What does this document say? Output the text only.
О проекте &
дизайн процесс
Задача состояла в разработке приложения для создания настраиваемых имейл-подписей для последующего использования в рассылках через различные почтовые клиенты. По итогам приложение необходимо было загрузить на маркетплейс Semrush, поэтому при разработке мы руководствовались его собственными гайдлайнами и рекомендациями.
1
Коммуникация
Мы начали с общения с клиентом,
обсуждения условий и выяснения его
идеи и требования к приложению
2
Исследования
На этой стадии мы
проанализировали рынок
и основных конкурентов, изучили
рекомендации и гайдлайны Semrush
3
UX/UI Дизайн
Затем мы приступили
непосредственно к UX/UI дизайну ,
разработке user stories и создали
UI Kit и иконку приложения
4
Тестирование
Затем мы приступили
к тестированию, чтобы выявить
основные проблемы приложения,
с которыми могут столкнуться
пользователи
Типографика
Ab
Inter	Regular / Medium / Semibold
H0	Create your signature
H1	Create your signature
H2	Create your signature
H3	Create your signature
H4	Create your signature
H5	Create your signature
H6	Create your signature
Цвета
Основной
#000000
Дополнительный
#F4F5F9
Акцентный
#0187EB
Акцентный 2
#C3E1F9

○ ○ ○

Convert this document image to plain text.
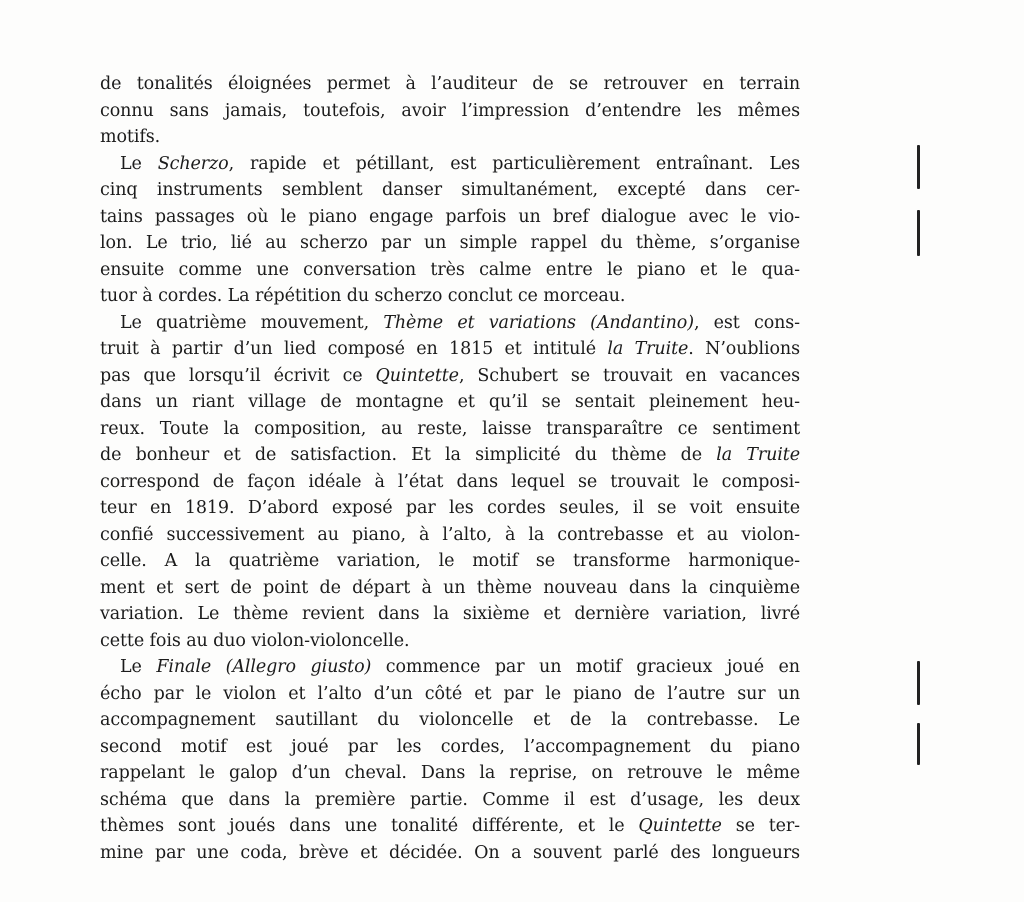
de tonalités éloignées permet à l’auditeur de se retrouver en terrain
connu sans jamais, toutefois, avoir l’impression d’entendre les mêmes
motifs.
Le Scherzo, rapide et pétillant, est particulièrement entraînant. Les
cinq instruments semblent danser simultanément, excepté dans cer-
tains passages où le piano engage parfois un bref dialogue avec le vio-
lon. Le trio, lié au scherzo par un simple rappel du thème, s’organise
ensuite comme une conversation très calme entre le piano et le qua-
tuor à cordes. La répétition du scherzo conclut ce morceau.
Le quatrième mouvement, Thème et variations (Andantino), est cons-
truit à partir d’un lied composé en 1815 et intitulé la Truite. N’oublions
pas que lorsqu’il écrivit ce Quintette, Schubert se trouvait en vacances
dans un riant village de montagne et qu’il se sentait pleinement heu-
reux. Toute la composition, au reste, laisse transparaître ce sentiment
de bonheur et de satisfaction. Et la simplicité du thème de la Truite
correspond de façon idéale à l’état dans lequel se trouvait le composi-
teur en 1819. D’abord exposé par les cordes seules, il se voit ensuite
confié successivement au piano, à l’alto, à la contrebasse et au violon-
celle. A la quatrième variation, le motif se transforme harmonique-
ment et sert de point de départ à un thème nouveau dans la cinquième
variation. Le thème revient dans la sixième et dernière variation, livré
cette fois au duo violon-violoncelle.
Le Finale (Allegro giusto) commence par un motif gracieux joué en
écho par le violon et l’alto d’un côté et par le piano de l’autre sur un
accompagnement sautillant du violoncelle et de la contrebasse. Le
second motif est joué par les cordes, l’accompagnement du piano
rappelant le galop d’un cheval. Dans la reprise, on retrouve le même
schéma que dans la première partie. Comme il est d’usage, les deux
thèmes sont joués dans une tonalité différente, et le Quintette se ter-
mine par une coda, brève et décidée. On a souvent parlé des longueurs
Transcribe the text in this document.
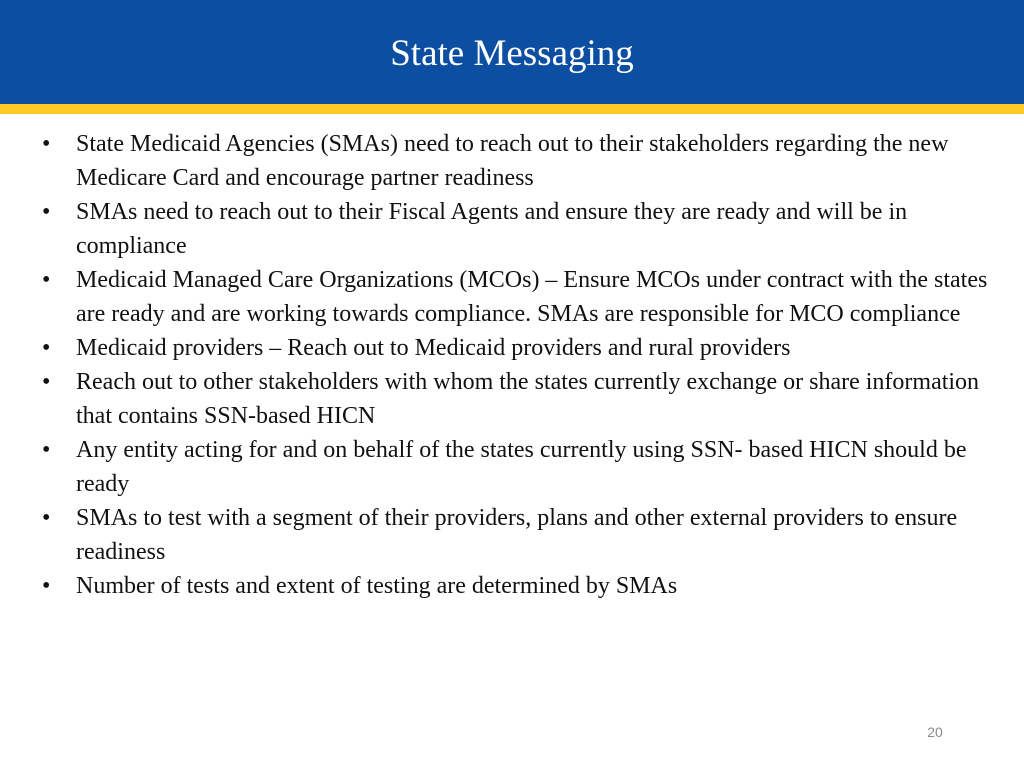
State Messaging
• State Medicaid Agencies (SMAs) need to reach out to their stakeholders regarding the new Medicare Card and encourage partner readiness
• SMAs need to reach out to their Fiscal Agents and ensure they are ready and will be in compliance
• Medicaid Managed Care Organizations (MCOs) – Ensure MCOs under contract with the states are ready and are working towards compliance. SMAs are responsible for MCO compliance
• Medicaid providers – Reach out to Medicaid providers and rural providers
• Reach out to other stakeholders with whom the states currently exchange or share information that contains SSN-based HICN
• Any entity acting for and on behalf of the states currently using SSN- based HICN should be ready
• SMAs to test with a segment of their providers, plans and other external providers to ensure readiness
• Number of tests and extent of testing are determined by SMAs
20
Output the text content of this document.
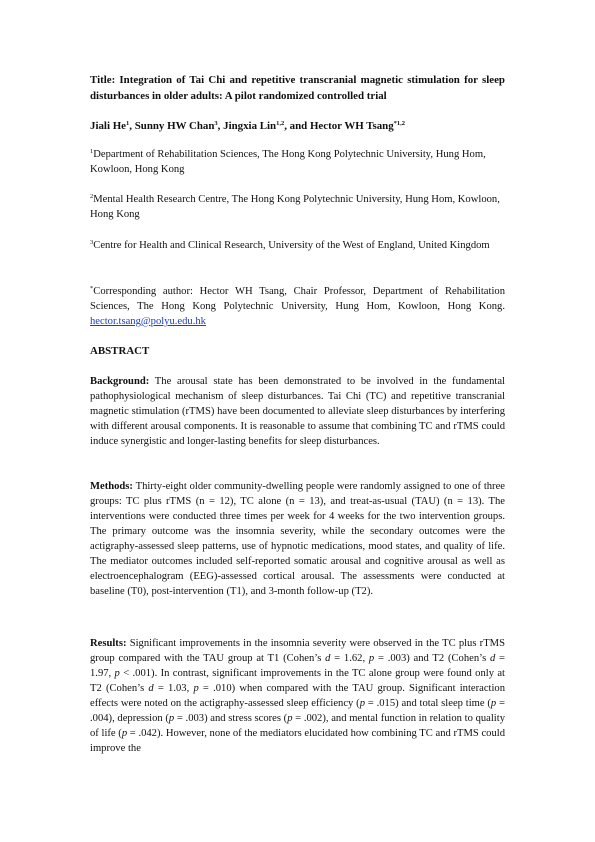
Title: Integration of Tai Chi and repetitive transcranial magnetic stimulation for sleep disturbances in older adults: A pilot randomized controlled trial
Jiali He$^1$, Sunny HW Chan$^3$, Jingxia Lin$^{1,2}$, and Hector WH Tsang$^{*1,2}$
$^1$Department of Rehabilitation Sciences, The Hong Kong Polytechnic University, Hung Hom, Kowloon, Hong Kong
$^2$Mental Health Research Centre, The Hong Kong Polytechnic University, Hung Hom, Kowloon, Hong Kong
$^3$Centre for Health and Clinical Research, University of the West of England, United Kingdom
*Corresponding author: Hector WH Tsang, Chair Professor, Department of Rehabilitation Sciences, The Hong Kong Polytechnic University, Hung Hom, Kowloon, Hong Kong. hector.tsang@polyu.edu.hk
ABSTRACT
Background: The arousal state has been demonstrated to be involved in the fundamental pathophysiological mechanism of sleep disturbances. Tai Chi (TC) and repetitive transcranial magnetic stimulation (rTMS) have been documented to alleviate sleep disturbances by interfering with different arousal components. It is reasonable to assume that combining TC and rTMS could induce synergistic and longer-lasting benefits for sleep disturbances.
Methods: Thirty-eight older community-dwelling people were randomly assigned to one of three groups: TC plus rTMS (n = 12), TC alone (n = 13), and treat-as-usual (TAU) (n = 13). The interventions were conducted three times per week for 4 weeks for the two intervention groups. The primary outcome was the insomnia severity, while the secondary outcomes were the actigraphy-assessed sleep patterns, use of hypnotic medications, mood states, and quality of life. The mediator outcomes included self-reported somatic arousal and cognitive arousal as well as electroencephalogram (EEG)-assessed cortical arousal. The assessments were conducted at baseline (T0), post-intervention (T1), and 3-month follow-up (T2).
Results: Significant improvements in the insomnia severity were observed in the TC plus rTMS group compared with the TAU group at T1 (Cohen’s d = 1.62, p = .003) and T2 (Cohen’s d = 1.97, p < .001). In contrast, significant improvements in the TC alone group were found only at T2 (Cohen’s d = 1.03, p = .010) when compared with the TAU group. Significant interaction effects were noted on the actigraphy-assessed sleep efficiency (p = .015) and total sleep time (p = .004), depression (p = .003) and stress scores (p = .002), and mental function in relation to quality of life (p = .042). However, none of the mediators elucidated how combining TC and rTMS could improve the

○ ○ ○

* [YOUR TASK]:
Look over the listing above. Pick out and copy every line that includes "Quintette".

* [CORRECT RESPONSE]:
pas que lorsqu’il écrivit ce Quintette, Schubert se trouvait en vacances
thèmes sont joués dans une tonalité différente, et le Quintette se ter-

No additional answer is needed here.